◆ Exercise aim: Copy each line exactly. Leave nothing out.

[Items from a data source]

☆ ☆ ☆ ☆ ☆

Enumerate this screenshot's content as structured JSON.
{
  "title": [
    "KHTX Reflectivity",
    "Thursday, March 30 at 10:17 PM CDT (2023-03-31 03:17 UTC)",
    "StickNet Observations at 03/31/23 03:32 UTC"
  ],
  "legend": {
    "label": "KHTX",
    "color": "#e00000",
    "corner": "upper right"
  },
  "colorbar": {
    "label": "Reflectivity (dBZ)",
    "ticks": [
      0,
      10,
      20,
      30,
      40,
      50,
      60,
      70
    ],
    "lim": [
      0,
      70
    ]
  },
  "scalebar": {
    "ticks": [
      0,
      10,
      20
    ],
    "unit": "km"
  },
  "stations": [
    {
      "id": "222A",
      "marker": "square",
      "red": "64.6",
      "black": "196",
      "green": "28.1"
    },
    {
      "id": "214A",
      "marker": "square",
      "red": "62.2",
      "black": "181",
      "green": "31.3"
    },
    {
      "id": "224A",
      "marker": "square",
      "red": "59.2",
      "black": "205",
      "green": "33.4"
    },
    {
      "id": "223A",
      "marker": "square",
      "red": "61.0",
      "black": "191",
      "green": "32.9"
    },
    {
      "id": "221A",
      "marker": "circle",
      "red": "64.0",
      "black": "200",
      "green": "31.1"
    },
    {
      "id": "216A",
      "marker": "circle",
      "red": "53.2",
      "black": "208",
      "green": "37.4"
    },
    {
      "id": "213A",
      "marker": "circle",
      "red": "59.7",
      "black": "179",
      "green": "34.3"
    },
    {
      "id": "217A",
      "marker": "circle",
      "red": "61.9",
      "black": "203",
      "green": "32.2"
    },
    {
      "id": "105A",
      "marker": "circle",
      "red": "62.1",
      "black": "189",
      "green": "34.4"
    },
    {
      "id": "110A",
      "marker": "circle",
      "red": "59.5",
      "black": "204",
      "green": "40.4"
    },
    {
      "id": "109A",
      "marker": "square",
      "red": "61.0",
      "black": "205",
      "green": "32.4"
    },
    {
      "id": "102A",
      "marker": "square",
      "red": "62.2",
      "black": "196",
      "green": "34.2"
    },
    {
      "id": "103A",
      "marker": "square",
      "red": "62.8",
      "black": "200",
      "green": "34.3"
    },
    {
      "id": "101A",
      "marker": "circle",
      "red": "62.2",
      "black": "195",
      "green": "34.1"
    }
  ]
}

☆ ☆ ☆ ☆ ☆

◆ Full answer:
Enumerate this screenshot's content as structured JSON.
{
  "title": [
    "KHTX Reflectivity",
    "Thursday, March 30 at 10:17 PM CDT (2023-03-31 03:17 UTC)",
    "StickNet Observations at 03/31/23 03:32 UTC"
  ],
  "legend": {
    "label": "KHTX",
    "color": "#e00000",
    "corner": "upper right"
  },
  "colorbar": {
    "label": "Reflectivity (dBZ)",
    "ticks": [
      0,
      10,
      20,
      30,
      40,
      50,
      60,
      70
    ],
    "lim": [
      0,
      70
    ]
  },
  "scalebar": {
    "ticks": [
      0,
      10,
      20
    ],
    "unit": "km"
  },
  "stations": [
    {
      "id": "222A",
      "marker": "square",
      "red": "64.6",
      "black": "196",
      "green": "28.1"
    },
    {
      "id": "214A",
      "marker": "square",
      "red": "62.2",
      "black": "181",
      "green": "31.3"
    },
    {
      "id": "224A",
      "marker": "square",
      "red": "59.2",
      "black": "205",
      "green": "33.4"
    },
    {
      "id": "223A",
      "marker": "square",
      "red": "61.0",
      "black": "191",
      "green": "32.9"
    },
    {
      "id": "221A",
      "marker": "circle",
      "red": "64.0",
      "black": "200",
      "green": "31.1"
    },
    {
      "id": "216A",
      "marker": "circle",
      "red": "53.2",
      "black": "208",
      "green": "37.4"
    },
    {
      "id": "213A",
      "marker": "circle",
      "red": "59.7",
      "black": "179",
      "green": "34.3"
    },
    {
      "id": "217A",
      "marker": "circle",
      "red": "61.9",
      "black": "203",
      "green": "32.2"
    },
    {
      "id": "105A",
      "marker": "circle",
      "red": "62.1",
      "black": "189",
      "green": "34.4"
    },
    {
      "id": "110A",
      "marker": "circle",
      "red": "59.5",
      "black": "204",
      "green": "40.4"
    },
    {
      "id": "109A",
      "marker": "square",
      "red": "61.0",
      "black": "205",
      "green": "32.4"
    },
    {
      "id": "102A",
      "marker": "square",
      "red": "62.2",
      "black": "196",
      "green": "34.2"
    },
    {
      "id": "103A",
      "marker": "square",
      "red": "62.8",
      "black": "200",
      "green": "34.3"
    },
    {
      "id": "101A",
      "marker": "circle",
      "red": "62.2",
      "black": "195",
      "green": "34.1"
    }
  ]
}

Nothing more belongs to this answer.